#### [STATED TASK]
Copy each of the entries below faithfully, setting aside any pictures.

#### [DATA SECTION]
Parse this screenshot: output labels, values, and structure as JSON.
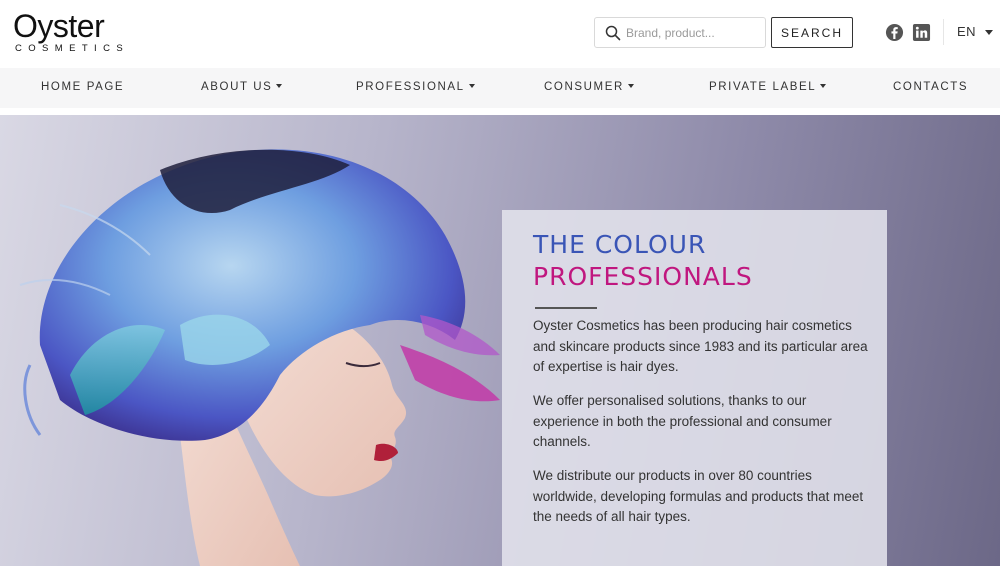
{
  "brand": {
    "name": "Oyster",
    "tagline": "COSMETICS"
  },
  "search": {
    "placeholder": "Brand, product...",
    "button_label": "SEARCH"
  },
  "social": {
    "facebook_icon": "facebook-icon",
    "linkedin_icon": "linkedin-icon"
  },
  "language": {
    "selected": "EN"
  },
  "nav": {
    "items": [
      {
        "label": "HOME PAGE",
        "dropdown": false
      },
      {
        "label": "ABOUT US",
        "dropdown": true
      },
      {
        "label": "PROFESSIONAL",
        "dropdown": true
      },
      {
        "label": "CONSUMER",
        "dropdown": true
      },
      {
        "label": "PRIVATE LABEL",
        "dropdown": true
      },
      {
        "label": "CONTACTS",
        "dropdown": false
      }
    ]
  },
  "hero": {
    "title_line1": "THE COLOUR",
    "title_line2": "PROFESSIONALS",
    "paragraphs": [
      "Oyster Cosmetics has been producing hair cosmetics and skincare products since 1983 and its particular area of expertise is hair dyes.",
      "We offer personalised solutions, thanks to our experience in both the professional and consumer channels.",
      "We distribute our products in over 80 countries worldwide, developing formulas and products that meet the needs of all hair types."
    ]
  },
  "colors": {
    "title_blue": "#3a55b6",
    "title_magenta": "#c0177f",
    "nav_bg": "#f6f6f7",
    "text": "#333333"
  }
}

#### [CORRECT RESULT]
Parse this screenshot: output labels, values, and structure as JSON.
{
  "brand": {
    "name": "Oyster",
    "tagline": "COSMETICS"
  },
  "search": {
    "placeholder": "Brand, product...",
    "button_label": "SEARCH"
  },
  "social": {
    "facebook_icon": "facebook-icon",
    "linkedin_icon": "linkedin-icon"
  },
  "language": {
    "selected": "EN"
  },
  "nav": {
    "items": [
      {
        "label": "HOME PAGE",
        "dropdown": false
      },
      {
        "label": "ABOUT US",
        "dropdown": true
      },
      {
        "label": "PROFESSIONAL",
        "dropdown": true
      },
      {
        "label": "CONSUMER",
        "dropdown": true
      },
      {
        "label": "PRIVATE LABEL",
        "dropdown": true
      },
      {
        "label": "CONTACTS",
        "dropdown": false
      }
    ]
  },
  "hero": {
    "title_line1": "THE COLOUR",
    "title_line2": "PROFESSIONALS",
    "paragraphs": [
      "Oyster Cosmetics has been producing hair cosmetics and skincare products since 1983 and its particular area of expertise is hair dyes.",
      "We offer personalised solutions, thanks to our experience in both the professional and consumer channels.",
      "We distribute our products in over 80 countries worldwide, developing formulas and products that meet the needs of all hair types."
    ]
  },
  "colors": {
    "title_blue": "#3a55b6",
    "title_magenta": "#c0177f",
    "nav_bg": "#f6f6f7",
    "text": "#333333"
  }
}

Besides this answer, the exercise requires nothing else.